> **EXERCISE AIM**
Copy all lines in which the word "Harvesting" can be found.

> **EXTRACTED ENTRIES**

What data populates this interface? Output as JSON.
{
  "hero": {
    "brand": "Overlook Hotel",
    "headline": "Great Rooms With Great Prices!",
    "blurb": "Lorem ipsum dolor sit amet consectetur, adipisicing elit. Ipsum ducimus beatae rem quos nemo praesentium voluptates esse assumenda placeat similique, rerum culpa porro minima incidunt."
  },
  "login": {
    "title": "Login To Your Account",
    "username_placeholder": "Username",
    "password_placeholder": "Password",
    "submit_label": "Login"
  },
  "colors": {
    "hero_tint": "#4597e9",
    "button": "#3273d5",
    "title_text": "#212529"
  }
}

--

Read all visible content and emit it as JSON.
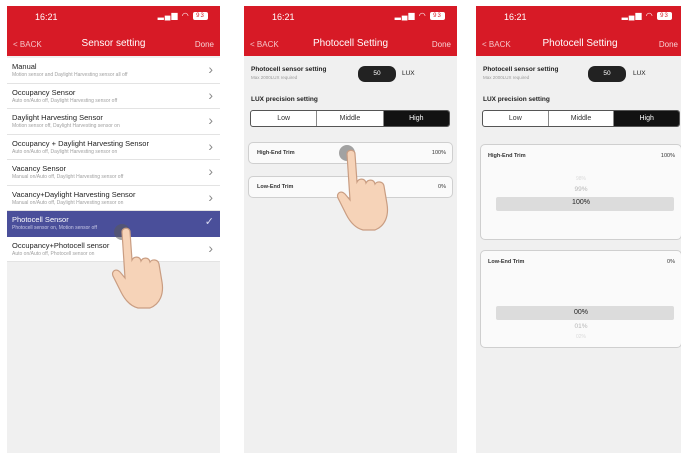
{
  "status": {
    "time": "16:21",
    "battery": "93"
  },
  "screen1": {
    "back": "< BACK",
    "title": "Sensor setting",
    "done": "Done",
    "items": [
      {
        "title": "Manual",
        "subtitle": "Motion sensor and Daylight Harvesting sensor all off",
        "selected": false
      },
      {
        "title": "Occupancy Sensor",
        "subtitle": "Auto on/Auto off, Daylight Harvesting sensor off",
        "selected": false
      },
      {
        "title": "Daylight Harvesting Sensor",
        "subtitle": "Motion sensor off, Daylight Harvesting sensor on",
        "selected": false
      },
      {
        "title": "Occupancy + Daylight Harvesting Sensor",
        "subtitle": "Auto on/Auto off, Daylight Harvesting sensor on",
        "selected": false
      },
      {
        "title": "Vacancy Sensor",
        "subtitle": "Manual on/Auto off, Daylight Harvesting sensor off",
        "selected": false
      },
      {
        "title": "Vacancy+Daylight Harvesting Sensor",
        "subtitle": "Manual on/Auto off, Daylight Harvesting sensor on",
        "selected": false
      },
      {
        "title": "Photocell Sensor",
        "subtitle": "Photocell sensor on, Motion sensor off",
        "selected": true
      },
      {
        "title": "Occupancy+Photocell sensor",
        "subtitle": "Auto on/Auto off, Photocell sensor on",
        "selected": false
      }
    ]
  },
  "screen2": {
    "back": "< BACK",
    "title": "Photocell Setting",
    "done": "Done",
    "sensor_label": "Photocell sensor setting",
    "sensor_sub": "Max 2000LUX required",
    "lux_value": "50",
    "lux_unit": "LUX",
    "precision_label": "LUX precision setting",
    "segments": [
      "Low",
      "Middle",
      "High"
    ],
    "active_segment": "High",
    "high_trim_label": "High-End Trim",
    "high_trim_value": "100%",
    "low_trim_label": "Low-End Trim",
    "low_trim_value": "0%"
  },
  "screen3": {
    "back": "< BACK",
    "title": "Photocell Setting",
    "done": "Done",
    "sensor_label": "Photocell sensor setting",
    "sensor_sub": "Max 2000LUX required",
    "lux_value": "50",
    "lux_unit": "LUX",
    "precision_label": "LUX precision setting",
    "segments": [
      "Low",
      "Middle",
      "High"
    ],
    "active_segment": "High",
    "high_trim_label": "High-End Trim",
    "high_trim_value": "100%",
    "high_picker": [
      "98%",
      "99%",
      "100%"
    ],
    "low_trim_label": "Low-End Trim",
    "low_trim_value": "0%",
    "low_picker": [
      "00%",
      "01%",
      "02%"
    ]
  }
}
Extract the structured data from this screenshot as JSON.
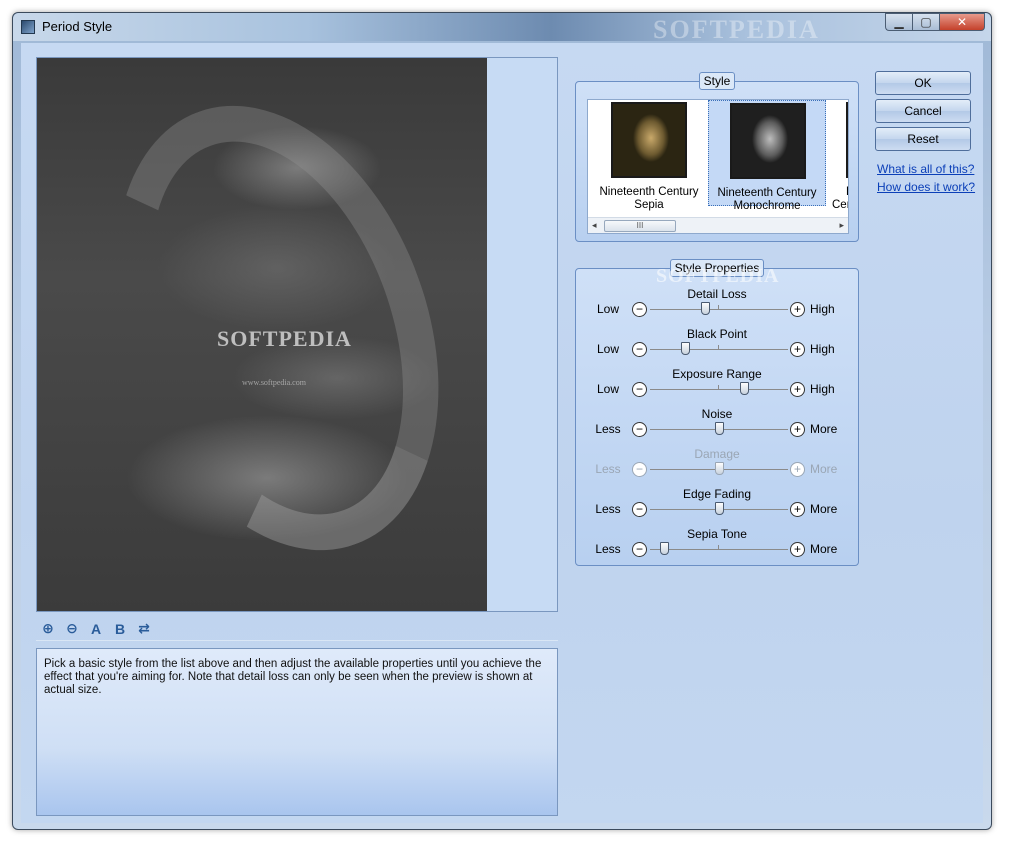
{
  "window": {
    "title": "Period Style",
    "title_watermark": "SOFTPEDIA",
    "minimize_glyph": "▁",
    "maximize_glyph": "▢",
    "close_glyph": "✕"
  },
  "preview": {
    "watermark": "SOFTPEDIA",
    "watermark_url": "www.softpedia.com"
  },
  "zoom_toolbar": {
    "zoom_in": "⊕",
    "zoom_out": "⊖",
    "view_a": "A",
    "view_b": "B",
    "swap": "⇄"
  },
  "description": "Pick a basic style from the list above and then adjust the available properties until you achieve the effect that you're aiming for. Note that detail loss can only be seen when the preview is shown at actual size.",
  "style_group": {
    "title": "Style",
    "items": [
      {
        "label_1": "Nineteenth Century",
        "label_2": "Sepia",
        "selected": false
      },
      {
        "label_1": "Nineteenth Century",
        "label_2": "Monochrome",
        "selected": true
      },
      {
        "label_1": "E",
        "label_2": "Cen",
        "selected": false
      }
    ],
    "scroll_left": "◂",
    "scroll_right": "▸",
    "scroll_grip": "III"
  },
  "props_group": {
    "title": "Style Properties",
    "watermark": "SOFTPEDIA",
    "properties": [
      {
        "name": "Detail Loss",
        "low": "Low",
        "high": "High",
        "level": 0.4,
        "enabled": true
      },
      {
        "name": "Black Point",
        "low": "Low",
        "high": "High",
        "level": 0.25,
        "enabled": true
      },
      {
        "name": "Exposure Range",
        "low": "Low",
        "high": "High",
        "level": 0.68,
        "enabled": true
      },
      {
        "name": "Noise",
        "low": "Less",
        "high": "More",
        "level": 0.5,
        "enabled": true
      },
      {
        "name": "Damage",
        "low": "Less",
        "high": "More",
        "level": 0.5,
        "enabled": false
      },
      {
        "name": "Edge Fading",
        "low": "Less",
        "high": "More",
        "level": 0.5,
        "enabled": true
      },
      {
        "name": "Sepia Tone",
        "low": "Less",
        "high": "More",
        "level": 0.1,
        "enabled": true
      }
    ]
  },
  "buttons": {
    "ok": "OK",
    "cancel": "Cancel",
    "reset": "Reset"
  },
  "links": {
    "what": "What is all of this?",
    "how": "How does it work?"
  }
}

> **ANSWER TO THIS PROBLEM**
        "subtitle": "Motion sensor and Daylight Harvesting sensor all off",
        "subtitle": "Auto on/Auto off, Daylight Harvesting sensor off",
        "title": "Daylight Harvesting Sensor",
        "subtitle": "Motion sensor off, Daylight Harvesting sensor on",
        "title": "Occupancy + Daylight Harvesting Sensor",
        "subtitle": "Auto on/Auto off, Daylight Harvesting sensor on",
        "subtitle": "Manual on/Auto off, Daylight Harvesting sensor off",
        "title": "Vacancy+Daylight Harvesting Sensor",
        "subtitle": "Manual on/Auto off, Daylight Harvesting sensor on",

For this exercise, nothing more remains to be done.